* Given entries *
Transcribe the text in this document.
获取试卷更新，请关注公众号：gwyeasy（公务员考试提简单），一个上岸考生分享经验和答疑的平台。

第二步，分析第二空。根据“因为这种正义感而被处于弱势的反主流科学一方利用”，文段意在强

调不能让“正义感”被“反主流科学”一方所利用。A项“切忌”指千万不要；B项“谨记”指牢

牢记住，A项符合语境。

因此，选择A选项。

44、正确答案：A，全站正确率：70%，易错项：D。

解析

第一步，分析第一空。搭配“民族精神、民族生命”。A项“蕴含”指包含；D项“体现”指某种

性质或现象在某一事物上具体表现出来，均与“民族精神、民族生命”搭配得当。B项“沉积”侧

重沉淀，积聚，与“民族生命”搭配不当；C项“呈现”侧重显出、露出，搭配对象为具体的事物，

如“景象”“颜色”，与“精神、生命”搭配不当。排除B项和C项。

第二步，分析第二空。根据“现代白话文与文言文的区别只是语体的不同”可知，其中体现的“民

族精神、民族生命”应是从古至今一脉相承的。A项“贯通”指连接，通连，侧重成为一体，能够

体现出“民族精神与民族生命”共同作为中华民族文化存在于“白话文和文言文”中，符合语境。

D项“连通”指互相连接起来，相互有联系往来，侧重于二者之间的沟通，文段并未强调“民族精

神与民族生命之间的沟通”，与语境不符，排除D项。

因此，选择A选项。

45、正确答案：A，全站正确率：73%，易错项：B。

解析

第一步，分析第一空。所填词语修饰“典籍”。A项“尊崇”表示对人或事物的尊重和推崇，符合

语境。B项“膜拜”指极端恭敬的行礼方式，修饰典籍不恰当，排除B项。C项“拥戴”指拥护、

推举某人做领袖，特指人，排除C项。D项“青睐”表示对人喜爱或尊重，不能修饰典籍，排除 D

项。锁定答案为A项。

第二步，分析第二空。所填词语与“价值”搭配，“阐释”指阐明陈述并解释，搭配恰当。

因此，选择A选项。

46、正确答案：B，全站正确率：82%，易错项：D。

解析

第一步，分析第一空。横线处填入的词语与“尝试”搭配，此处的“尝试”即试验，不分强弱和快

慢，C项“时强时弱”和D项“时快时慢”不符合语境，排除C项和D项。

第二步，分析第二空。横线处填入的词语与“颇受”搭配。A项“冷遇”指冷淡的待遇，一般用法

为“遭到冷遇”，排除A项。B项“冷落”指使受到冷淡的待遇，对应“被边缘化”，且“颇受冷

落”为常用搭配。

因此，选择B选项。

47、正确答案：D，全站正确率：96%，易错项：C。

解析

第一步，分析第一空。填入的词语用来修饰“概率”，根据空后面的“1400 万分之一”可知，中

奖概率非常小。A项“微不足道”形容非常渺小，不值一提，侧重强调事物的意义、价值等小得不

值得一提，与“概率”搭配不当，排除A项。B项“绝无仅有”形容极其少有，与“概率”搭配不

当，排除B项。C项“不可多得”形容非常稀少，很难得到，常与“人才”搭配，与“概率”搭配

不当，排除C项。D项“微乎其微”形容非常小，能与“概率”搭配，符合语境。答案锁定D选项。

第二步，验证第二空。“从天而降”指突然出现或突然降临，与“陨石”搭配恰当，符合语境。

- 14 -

* Stated exercise *
Extract all lines from the data in which "横线处填入的词语与" is found.

* Finished exercise *
第一步，分析第一空。横线处填入的词语与“尝试”搭配，此处的“尝试”即试验，不分强弱和快
第二步，分析第二空。横线处填入的词语与“颇受”搭配。A项“冷遇”指冷淡的待遇，一般用法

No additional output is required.